--- Listed records ---

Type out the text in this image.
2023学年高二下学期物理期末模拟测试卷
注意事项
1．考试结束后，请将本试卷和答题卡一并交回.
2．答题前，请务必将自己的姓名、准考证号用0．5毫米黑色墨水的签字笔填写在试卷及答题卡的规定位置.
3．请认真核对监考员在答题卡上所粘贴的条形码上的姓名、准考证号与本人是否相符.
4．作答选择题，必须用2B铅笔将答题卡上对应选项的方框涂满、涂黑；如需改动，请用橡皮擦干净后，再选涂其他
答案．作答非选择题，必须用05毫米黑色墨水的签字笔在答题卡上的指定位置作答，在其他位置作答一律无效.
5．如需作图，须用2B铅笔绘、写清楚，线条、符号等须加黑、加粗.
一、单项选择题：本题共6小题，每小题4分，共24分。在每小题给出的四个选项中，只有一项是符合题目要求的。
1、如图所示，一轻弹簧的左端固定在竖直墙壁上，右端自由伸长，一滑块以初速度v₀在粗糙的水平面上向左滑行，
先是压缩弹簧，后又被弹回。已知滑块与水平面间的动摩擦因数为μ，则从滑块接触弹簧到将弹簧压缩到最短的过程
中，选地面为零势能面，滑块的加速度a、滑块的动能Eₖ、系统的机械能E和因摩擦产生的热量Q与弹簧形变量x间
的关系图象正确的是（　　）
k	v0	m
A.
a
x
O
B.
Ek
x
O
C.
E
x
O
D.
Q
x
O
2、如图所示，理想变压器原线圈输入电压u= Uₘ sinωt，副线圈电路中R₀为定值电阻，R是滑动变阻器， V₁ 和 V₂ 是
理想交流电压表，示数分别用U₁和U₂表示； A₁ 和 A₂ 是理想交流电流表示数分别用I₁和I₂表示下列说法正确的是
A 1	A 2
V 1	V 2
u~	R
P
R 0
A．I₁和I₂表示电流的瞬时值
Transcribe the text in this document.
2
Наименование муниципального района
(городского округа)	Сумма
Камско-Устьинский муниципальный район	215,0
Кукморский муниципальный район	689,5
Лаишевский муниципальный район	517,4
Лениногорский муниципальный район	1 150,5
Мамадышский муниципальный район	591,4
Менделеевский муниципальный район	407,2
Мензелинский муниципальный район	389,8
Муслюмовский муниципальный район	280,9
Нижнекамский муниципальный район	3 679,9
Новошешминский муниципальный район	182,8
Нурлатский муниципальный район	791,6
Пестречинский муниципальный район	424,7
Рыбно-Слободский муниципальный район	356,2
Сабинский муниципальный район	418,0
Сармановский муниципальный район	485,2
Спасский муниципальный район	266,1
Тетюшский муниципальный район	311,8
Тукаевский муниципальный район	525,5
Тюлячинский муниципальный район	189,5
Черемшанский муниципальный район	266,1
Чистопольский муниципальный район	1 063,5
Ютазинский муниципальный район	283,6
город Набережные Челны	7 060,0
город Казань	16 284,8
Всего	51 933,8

---

Work to be completed:
Only the number is wanted: how many lines of the material contain the word "text"?

Task response:
2